**GIVEN EXERCISE**
Please reproduce every record, keeping each one exactly as written.

Extracted data entries
________

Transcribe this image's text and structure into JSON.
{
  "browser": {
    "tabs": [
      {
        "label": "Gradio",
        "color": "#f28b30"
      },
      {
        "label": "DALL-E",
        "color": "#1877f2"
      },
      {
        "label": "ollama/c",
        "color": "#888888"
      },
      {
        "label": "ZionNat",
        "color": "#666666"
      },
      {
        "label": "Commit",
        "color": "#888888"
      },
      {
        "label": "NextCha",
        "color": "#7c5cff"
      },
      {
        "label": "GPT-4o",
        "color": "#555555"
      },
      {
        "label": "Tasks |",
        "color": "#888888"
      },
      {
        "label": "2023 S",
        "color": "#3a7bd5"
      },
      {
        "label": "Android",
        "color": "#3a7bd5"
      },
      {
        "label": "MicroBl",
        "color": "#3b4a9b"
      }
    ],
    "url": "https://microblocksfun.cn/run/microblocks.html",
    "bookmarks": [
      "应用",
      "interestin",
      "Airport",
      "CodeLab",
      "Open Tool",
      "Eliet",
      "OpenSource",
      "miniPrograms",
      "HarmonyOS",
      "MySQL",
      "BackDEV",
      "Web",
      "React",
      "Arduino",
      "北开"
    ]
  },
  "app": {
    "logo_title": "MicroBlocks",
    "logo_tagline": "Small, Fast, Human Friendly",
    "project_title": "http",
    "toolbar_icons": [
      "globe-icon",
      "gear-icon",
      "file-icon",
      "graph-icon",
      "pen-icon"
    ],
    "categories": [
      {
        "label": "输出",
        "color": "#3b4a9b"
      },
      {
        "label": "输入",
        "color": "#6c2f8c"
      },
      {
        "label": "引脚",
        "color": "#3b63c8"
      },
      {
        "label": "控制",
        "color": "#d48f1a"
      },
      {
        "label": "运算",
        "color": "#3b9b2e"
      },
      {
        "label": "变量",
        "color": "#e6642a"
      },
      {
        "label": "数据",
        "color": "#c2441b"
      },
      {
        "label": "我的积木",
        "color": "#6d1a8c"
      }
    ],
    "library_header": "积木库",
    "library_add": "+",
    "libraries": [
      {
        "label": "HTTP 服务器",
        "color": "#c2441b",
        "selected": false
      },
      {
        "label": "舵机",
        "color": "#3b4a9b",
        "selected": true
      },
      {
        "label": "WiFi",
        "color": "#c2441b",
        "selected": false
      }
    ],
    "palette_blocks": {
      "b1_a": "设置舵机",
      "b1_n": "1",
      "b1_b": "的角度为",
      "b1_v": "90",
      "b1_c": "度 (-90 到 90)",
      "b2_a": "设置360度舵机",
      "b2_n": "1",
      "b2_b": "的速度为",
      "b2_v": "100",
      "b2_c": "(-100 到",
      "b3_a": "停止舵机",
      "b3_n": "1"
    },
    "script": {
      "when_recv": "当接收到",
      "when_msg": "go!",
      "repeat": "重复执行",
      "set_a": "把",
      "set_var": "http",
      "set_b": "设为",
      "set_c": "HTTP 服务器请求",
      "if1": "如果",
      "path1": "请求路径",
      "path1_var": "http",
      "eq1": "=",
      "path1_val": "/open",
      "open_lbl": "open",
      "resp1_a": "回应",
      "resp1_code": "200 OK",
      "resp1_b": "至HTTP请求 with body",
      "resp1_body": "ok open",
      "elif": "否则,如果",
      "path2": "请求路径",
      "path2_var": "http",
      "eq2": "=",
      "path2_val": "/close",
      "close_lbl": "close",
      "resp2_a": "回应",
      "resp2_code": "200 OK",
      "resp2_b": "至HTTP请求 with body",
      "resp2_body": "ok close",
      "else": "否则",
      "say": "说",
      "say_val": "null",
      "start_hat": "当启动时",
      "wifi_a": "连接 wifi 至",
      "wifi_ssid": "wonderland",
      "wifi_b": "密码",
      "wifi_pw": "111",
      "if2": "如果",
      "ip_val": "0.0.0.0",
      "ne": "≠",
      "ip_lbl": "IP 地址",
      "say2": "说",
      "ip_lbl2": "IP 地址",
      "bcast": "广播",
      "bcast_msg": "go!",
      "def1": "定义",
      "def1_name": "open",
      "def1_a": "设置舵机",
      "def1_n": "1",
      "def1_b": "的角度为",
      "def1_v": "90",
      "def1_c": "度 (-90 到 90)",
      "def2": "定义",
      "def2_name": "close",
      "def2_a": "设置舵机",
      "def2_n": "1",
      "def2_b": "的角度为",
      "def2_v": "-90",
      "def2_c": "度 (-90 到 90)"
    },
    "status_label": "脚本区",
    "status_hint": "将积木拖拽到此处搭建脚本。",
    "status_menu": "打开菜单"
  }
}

________

**EXERCISE SOLUTION**
Transcribe this image's text and structure into JSON.
{
  "browser": {
    "tabs": [
      {
        "label": "Gradio",
        "color": "#f28b30"
      },
      {
        "label": "DALL-E",
        "color": "#1877f2"
      },
      {
        "label": "ollama/c",
        "color": "#888888"
      },
      {
        "label": "ZionNat",
        "color": "#666666"
      },
      {
        "label": "Commit",
        "color": "#888888"
      },
      {
        "label": "NextCha",
        "color": "#7c5cff"
      },
      {
        "label": "GPT-4o",
        "color": "#555555"
      },
      {
        "label": "Tasks |",
        "color": "#888888"
      },
      {
        "label": "2023 S",
        "color": "#3a7bd5"
      },
      {
        "label": "Android",
        "color": "#3a7bd5"
      },
      {
        "label": "MicroBl",
        "color": "#3b4a9b"
      }
    ],
    "url": "https://microblocksfun.cn/run/microblocks.html",
    "bookmarks": [
      "应用",
      "interestin",
      "Airport",
      "CodeLab",
      "Open Tool",
      "Eliet",
      "OpenSource",
      "miniPrograms",
      "HarmonyOS",
      "MySQL",
      "BackDEV",
      "Web",
      "React",
      "Arduino",
      "北开"
    ]
  },
  "app": {
    "logo_title": "MicroBlocks",
    "logo_tagline": "Small, Fast, Human Friendly",
    "project_title": "http",
    "toolbar_icons": [
      "globe-icon",
      "gear-icon",
      "file-icon",
      "graph-icon",
      "pen-icon"
    ],
    "categories": [
      {
        "label": "输出",
        "color": "#3b4a9b"
      },
      {
        "label": "输入",
        "color": "#6c2f8c"
      },
      {
        "label": "引脚",
        "color": "#3b63c8"
      },
      {
        "label": "控制",
        "color": "#d48f1a"
      },
      {
        "label": "运算",
        "color": "#3b9b2e"
      },
      {
        "label": "变量",
        "color": "#e6642a"
      },
      {
        "label": "数据",
        "color": "#c2441b"
      },
      {
        "label": "我的积木",
        "color": "#6d1a8c"
      }
    ],
    "library_header": "积木库",
    "library_add": "+",
    "libraries": [
      {
        "label": "HTTP 服务器",
        "color": "#c2441b",
        "selected": false
      },
      {
        "label": "舵机",
        "color": "#3b4a9b",
        "selected": true
      },
      {
        "label": "WiFi",
        "color": "#c2441b",
        "selected": false
      }
    ],
    "palette_blocks": {
      "b1_a": "设置舵机",
      "b1_n": "1",
      "b1_b": "的角度为",
      "b1_v": "90",
      "b1_c": "度 (-90 到 90)",
      "b2_a": "设置360度舵机",
      "b2_n": "1",
      "b2_b": "的速度为",
      "b2_v": "100",
      "b2_c": "(-100 到",
      "b3_a": "停止舵机",
      "b3_n": "1"
    },
    "script": {
      "when_recv": "当接收到",
      "when_msg": "go!",
      "repeat": "重复执行",
      "set_a": "把",
      "set_var": "http",
      "set_b": "设为",
      "set_c": "HTTP 服务器请求",
      "if1": "如果",
      "path1": "请求路径",
      "path1_var": "http",
      "eq1": "=",
      "path1_val": "/open",
      "open_lbl": "open",
      "resp1_a": "回应",
      "resp1_code": "200 OK",
      "resp1_b": "至HTTP请求 with body",
      "resp1_body": "ok open",
      "elif": "否则,如果",
      "path2": "请求路径",
      "path2_var": "http",
      "eq2": "=",
      "path2_val": "/close",
      "close_lbl": "close",
      "resp2_a": "回应",
      "resp2_code": "200 OK",
      "resp2_b": "至HTTP请求 with body",
      "resp2_body": "ok close",
      "else": "否则",
      "say": "说",
      "say_val": "null",
      "start_hat": "当启动时",
      "wifi_a": "连接 wifi 至",
      "wifi_ssid": "wonderland",
      "wifi_b": "密码",
      "wifi_pw": "111",
      "if2": "如果",
      "ip_val": "0.0.0.0",
      "ne": "≠",
      "ip_lbl": "IP 地址",
      "say2": "说",
      "ip_lbl2": "IP 地址",
      "bcast": "广播",
      "bcast_msg": "go!",
      "def1": "定义",
      "def1_name": "open",
      "def1_a": "设置舵机",
      "def1_n": "1",
      "def1_b": "的角度为",
      "def1_v": "90",
      "def1_c": "度 (-90 到 90)",
      "def2": "定义",
      "def2_name": "close",
      "def2_a": "设置舵机",
      "def2_n": "1",
      "def2_b": "的角度为",
      "def2_v": "-90",
      "def2_c": "度 (-90 到 90)"
    },
    "status_label": "脚本区",
    "status_hint": "将积木拖拽到此处搭建脚本。",
    "status_menu": "打开菜单"
  }
}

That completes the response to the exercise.